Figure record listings

□ □ □ □ □ □ □

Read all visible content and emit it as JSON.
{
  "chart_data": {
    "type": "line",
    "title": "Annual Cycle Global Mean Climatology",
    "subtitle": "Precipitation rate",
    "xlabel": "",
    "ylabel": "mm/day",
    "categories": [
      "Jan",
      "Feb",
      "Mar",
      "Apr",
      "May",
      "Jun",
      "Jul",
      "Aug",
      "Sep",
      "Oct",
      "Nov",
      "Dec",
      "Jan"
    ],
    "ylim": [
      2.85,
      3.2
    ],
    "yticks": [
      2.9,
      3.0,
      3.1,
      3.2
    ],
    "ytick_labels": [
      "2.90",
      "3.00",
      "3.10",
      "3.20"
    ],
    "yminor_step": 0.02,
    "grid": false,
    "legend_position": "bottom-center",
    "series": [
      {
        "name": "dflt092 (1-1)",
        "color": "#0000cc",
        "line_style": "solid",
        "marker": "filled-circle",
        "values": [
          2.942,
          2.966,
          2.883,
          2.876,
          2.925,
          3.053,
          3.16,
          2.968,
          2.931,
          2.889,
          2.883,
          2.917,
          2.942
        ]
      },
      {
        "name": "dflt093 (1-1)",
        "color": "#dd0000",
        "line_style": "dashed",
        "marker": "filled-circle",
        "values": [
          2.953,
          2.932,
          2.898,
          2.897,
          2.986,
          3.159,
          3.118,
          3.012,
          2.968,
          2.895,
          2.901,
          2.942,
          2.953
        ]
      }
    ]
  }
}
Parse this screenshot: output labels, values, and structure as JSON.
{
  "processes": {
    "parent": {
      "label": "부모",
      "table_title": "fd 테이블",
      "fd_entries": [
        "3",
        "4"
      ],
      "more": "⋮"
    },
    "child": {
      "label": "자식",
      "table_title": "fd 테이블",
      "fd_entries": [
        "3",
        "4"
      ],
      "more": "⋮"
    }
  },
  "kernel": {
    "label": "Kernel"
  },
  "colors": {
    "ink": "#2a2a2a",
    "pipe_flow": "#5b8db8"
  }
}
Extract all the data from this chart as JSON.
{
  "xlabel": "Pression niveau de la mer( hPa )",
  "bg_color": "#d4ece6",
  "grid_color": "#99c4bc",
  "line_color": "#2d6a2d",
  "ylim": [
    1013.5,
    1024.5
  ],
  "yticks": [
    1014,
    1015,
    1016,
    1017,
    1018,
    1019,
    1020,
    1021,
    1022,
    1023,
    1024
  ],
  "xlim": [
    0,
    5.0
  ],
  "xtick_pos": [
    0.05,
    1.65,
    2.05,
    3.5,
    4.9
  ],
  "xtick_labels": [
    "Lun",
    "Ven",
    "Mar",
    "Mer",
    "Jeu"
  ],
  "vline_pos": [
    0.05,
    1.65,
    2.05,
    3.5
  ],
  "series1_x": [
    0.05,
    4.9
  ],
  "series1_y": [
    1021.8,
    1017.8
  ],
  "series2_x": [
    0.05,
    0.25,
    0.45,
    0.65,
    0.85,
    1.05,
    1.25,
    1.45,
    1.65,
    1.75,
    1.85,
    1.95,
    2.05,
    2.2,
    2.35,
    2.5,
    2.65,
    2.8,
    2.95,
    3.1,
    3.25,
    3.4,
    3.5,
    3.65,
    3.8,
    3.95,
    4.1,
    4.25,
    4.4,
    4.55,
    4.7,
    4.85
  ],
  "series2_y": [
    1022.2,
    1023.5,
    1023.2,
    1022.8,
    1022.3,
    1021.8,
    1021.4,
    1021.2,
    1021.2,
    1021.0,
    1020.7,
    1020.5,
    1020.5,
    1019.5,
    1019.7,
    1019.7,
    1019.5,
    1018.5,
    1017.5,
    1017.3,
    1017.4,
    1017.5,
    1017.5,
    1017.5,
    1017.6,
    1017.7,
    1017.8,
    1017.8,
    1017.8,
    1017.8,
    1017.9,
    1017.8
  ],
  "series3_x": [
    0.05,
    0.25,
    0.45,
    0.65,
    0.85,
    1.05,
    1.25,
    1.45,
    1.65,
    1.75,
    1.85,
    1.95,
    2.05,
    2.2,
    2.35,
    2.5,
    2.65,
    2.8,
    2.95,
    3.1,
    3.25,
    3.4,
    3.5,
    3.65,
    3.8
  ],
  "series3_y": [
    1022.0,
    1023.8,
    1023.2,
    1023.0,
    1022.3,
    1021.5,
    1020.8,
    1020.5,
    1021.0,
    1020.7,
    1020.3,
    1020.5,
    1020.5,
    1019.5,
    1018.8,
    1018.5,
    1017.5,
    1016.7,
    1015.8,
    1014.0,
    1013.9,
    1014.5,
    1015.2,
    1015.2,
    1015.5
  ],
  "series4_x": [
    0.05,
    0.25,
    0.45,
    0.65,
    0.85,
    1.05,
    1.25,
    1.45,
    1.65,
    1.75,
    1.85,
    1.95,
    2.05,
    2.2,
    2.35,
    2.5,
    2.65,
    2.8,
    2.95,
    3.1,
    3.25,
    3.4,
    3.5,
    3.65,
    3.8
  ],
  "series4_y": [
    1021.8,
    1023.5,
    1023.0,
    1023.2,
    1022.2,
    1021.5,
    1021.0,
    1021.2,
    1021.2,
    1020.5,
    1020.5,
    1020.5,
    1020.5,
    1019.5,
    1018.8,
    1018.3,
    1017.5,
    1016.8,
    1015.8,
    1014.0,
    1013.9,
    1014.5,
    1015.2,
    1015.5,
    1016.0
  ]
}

□ □ □ □ □ □ □

### Stated goal
Output the records verbatim, from the first line to the last.

### Answer to the task
Read all visible content and emit it as JSON.
{
  "chart_data": {
    "type": "line",
    "title": "Annual Cycle Global Mean Climatology",
    "subtitle": "Precipitation rate",
    "xlabel": "",
    "ylabel": "mm/day",
    "categories": [
      "Jan",
      "Feb",
      "Mar",
      "Apr",
      "May",
      "Jun",
      "Jul",
      "Aug",
      "Sep",
      "Oct",
      "Nov",
      "Dec",
      "Jan"
    ],
    "ylim": [
      2.85,
      3.2
    ],
    "yticks": [
      2.9,
      3.0,
      3.1,
      3.2
    ],
    "ytick_labels": [
      "2.90",
      "3.00",
      "3.10",
      "3.20"
    ],
    "yminor_step": 0.02,
    "grid": false,
    "legend_position": "bottom-center",
    "series": [
      {
        "name": "dflt092 (1-1)",
        "color": "#0000cc",
        "line_style": "solid",
        "marker": "filled-circle",
        "values": [
          2.942,
          2.966,
          2.883,
          2.876,
          2.925,
          3.053,
          3.16,
          2.968,
          2.931,
          2.889,
          2.883,
          2.917,
          2.942
        ]
      },
      {
        "name": "dflt093 (1-1)",
        "color": "#dd0000",
        "line_style": "dashed",
        "marker": "filled-circle",
        "values": [
          2.953,
          2.932,
          2.898,
          2.897,
          2.986,
          3.159,
          3.118,
          3.012,
          2.968,
          2.895,
          2.901,
          2.942,
          2.953
        ]
      }
    ]
  }
}
Parse this screenshot: output labels, values, and structure as JSON.
{
  "processes": {
    "parent": {
      "label": "부모",
      "table_title": "fd 테이블",
      "fd_entries": [
        "3",
        "4"
      ],
      "more": "⋮"
    },
    "child": {
      "label": "자식",
      "table_title": "fd 테이블",
      "fd_entries": [
        "3",
        "4"
      ],
      "more": "⋮"
    }
  },
  "kernel": {
    "label": "Kernel"
  },
  "colors": {
    "ink": "#2a2a2a",
    "pipe_flow": "#5b8db8"
  }
}
Extract all the data from this chart as JSON.
{
  "xlabel": "Pression niveau de la mer( hPa )",
  "bg_color": "#d4ece6",
  "grid_color": "#99c4bc",
  "line_color": "#2d6a2d",
  "ylim": [
    1013.5,
    1024.5
  ],
  "yticks": [
    1014,
    1015,
    1016,
    1017,
    1018,
    1019,
    1020,
    1021,
    1022,
    1023,
    1024
  ],
  "xlim": [
    0,
    5.0
  ],
  "xtick_pos": [
    0.05,
    1.65,
    2.05,
    3.5,
    4.9
  ],
  "xtick_labels": [
    "Lun",
    "Ven",
    "Mar",
    "Mer",
    "Jeu"
  ],
  "vline_pos": [
    0.05,
    1.65,
    2.05,
    3.5
  ],
  "series1_x": [
    0.05,
    4.9
  ],
  "series1_y": [
    1021.8,
    1017.8
  ],
  "series2_x": [
    0.05,
    0.25,
    0.45,
    0.65,
    0.85,
    1.05,
    1.25,
    1.45,
    1.65,
    1.75,
    1.85,
    1.95,
    2.05,
    2.2,
    2.35,
    2.5,
    2.65,
    2.8,
    2.95,
    3.1,
    3.25,
    3.4,
    3.5,
    3.65,
    3.8,
    3.95,
    4.1,
    4.25,
    4.4,
    4.55,
    4.7,
    4.85
  ],
  "series2_y": [
    1022.2,
    1023.5,
    1023.2,
    1022.8,
    1022.3,
    1021.8,
    1021.4,
    1021.2,
    1021.2,
    1021.0,
    1020.7,
    1020.5,
    1020.5,
    1019.5,
    1019.7,
    1019.7,
    1019.5,
    1018.5,
    1017.5,
    1017.3,
    1017.4,
    1017.5,
    1017.5,
    1017.5,
    1017.6,
    1017.7,
    1017.8,
    1017.8,
    1017.8,
    1017.8,
    1017.9,
    1017.8
  ],
  "series3_x": [
    0.05,
    0.25,
    0.45,
    0.65,
    0.85,
    1.05,
    1.25,
    1.45,
    1.65,
    1.75,
    1.85,
    1.95,
    2.05,
    2.2,
    2.35,
    2.5,
    2.65,
    2.8,
    2.95,
    3.1,
    3.25,
    3.4,
    3.5,
    3.65,
    3.8
  ],
  "series3_y": [
    1022.0,
    1023.8,
    1023.2,
    1023.0,
    1022.3,
    1021.5,
    1020.8,
    1020.5,
    1021.0,
    1020.7,
    1020.3,
    1020.5,
    1020.5,
    1019.5,
    1018.8,
    1018.5,
    1017.5,
    1016.7,
    1015.8,
    1014.0,
    1013.9,
    1014.5,
    1015.2,
    1015.2,
    1015.5
  ],
  "series4_x": [
    0.05,
    0.25,
    0.45,
    0.65,
    0.85,
    1.05,
    1.25,
    1.45,
    1.65,
    1.75,
    1.85,
    1.95,
    2.05,
    2.2,
    2.35,
    2.5,
    2.65,
    2.8,
    2.95,
    3.1,
    3.25,
    3.4,
    3.5,
    3.65,
    3.8
  ],
  "series4_y": [
    1021.8,
    1023.5,
    1023.0,
    1023.2,
    1022.2,
    1021.5,
    1021.0,
    1021.2,
    1021.2,
    1020.5,
    1020.5,
    1020.5,
    1020.5,
    1019.5,
    1018.8,
    1018.3,
    1017.5,
    1016.8,
    1015.8,
    1014.0,
    1013.9,
    1014.5,
    1015.2,
    1015.5,
    1016.0
  ]
}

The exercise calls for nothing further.